• **Task instructions**: What follows is a block of records; restate each one word for word.

Dataset records:
::::

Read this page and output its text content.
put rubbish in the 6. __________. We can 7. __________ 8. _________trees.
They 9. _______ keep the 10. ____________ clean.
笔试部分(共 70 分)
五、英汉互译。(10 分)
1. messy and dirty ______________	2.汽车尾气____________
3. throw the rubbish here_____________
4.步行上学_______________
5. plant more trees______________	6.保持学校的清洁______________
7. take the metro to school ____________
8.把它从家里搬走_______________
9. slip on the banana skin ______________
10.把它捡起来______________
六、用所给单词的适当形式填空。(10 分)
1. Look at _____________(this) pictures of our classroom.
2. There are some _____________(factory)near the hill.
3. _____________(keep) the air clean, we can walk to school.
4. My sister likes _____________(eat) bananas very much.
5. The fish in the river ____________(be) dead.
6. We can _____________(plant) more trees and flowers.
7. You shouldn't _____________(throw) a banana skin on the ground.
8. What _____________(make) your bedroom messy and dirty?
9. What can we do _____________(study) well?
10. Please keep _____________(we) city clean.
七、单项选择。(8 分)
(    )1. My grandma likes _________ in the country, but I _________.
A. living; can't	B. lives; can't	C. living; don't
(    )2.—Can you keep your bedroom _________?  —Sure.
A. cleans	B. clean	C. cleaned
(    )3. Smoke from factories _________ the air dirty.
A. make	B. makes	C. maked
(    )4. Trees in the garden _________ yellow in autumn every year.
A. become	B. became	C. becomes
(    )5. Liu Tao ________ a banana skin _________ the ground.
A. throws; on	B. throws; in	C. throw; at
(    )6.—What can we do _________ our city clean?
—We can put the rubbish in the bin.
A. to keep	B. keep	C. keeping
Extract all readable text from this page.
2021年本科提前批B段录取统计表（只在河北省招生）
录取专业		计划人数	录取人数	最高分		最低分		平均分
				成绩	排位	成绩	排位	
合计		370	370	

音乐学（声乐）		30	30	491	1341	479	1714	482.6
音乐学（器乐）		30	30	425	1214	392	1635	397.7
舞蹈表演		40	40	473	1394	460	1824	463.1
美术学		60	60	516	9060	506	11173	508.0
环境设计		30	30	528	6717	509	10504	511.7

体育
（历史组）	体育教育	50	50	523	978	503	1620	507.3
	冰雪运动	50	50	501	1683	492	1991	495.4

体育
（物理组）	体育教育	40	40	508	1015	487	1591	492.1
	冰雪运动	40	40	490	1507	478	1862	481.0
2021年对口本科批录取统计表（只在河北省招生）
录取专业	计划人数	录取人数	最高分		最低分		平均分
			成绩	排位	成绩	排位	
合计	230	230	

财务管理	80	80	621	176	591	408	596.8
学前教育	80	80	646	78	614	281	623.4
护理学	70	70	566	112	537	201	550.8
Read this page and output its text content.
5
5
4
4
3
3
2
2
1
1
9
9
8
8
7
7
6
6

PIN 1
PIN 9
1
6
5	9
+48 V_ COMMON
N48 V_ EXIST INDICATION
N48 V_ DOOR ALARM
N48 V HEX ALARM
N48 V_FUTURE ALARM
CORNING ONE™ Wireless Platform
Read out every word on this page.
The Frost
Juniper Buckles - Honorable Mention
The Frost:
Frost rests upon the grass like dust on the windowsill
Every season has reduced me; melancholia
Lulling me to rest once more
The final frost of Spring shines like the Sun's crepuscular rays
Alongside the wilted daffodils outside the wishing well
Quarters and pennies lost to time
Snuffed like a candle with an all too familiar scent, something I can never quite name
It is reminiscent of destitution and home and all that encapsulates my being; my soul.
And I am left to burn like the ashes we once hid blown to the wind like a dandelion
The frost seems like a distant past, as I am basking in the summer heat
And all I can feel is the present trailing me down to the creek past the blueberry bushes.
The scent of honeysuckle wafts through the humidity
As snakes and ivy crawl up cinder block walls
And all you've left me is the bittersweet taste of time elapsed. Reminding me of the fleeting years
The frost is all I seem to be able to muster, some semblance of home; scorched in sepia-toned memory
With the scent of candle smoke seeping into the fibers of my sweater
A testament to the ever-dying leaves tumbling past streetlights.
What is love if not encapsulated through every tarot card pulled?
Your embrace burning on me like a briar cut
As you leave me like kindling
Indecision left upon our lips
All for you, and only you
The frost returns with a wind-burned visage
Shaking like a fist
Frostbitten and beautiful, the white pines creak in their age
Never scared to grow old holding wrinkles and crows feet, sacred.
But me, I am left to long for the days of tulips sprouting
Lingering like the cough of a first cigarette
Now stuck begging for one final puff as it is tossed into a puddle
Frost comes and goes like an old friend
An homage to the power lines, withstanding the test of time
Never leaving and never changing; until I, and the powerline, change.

::::

• **Answer in full**:
Read this page and output its text content.
put rubbish in the 6. __________. We can 7. __________ 8. _________trees.
They 9. _______ keep the 10. ____________ clean.
笔试部分(共 70 分)
五、英汉互译。(10 分)
1. messy and dirty ______________	2.汽车尾气____________
3. throw the rubbish here_____________
4.步行上学_______________
5. plant more trees______________	6.保持学校的清洁______________
7. take the metro to school ____________
8.把它从家里搬走_______________
9. slip on the banana skin ______________
10.把它捡起来______________
六、用所给单词的适当形式填空。(10 分)
1. Look at _____________(this) pictures of our classroom.
2. There are some _____________(factory)near the hill.
3. _____________(keep) the air clean, we can walk to school.
4. My sister likes _____________(eat) bananas very much.
5. The fish in the river ____________(be) dead.
6. We can _____________(plant) more trees and flowers.
7. You shouldn't _____________(throw) a banana skin on the ground.
8. What _____________(make) your bedroom messy and dirty?
9. What can we do _____________(study) well?
10. Please keep _____________(we) city clean.
七、单项选择。(8 分)
(    )1. My grandma likes _________ in the country, but I _________.
A. living; can't	B. lives; can't	C. living; don't
(    )2.—Can you keep your bedroom _________?  —Sure.
A. cleans	B. clean	C. cleaned
(    )3. Smoke from factories _________ the air dirty.
A. make	B. makes	C. maked
(    )4. Trees in the garden _________ yellow in autumn every year.
A. become	B. became	C. becomes
(    )5. Liu Tao ________ a banana skin _________ the ground.
A. throws; on	B. throws; in	C. throw; at
(    )6.—What can we do _________ our city clean?
—We can put the rubbish in the bin.
A. to keep	B. keep	C. keeping
Extract all readable text from this page.
2021年本科提前批B段录取统计表（只在河北省招生）
录取专业		计划人数	录取人数	最高分		最低分		平均分
				成绩	排位	成绩	排位	
合计		370	370	

音乐学（声乐）		30	30	491	1341	479	1714	482.6
音乐学（器乐）		30	30	425	1214	392	1635	397.7
舞蹈表演		40	40	473	1394	460	1824	463.1
美术学		60	60	516	9060	506	11173	508.0
环境设计		30	30	528	6717	509	10504	511.7

体育
（历史组）	体育教育	50	50	523	978	503	1620	507.3
	冰雪运动	50	50	501	1683	492	1991	495.4

体育
（物理组）	体育教育	40	40	508	1015	487	1591	492.1
	冰雪运动	40	40	490	1507	478	1862	481.0
2021年对口本科批录取统计表（只在河北省招生）
录取专业	计划人数	录取人数	最高分		最低分		平均分
			成绩	排位	成绩	排位	
合计	230	230	

财务管理	80	80	621	176	591	408	596.8
学前教育	80	80	646	78	614	281	623.4
护理学	70	70	566	112	537	201	550.8
Read this page and output its text content.
5
5
4
4
3
3
2
2
1
1
9
9
8
8
7
7
6
6

PIN 1
PIN 9
1
6
5	9
+48 V_ COMMON
N48 V_ EXIST INDICATION
N48 V_ DOOR ALARM
N48 V HEX ALARM
N48 V_FUTURE ALARM
CORNING ONE™ Wireless Platform
Read out every word on this page.
The Frost
Juniper Buckles - Honorable Mention
The Frost:
Frost rests upon the grass like dust on the windowsill
Every season has reduced me; melancholia
Lulling me to rest once more
The final frost of Spring shines like the Sun's crepuscular rays
Alongside the wilted daffodils outside the wishing well
Quarters and pennies lost to time
Snuffed like a candle with an all too familiar scent, something I can never quite name
It is reminiscent of destitution and home and all that encapsulates my being; my soul.
And I am left to burn like the ashes we once hid blown to the wind like a dandelion
The frost seems like a distant past, as I am basking in the summer heat
And all I can feel is the present trailing me down to the creek past the blueberry bushes.
The scent of honeysuckle wafts through the humidity
As snakes and ivy crawl up cinder block walls
And all you've left me is the bittersweet taste of time elapsed. Reminding me of the fleeting years
The frost is all I seem to be able to muster, some semblance of home; scorched in sepia-toned memory
With the scent of candle smoke seeping into the fibers of my sweater
A testament to the ever-dying leaves tumbling past streetlights.
What is love if not encapsulated through every tarot card pulled?
Your embrace burning on me like a briar cut
As you leave me like kindling
Indecision left upon our lips
All for you, and only you
The frost returns with a wind-burned visage
Shaking like a fist
Frostbitten and beautiful, the white pines creak in their age
Never scared to grow old holding wrinkles and crows feet, sacred.
But me, I am left to long for the days of tulips sprouting
Lingering like the cough of a first cigarette
Now stuck begging for one final puff as it is tossed into a puddle
Frost comes and goes like an old friend
An homage to the power lines, withstanding the test of time
Never leaving and never changing; until I, and the powerline, change.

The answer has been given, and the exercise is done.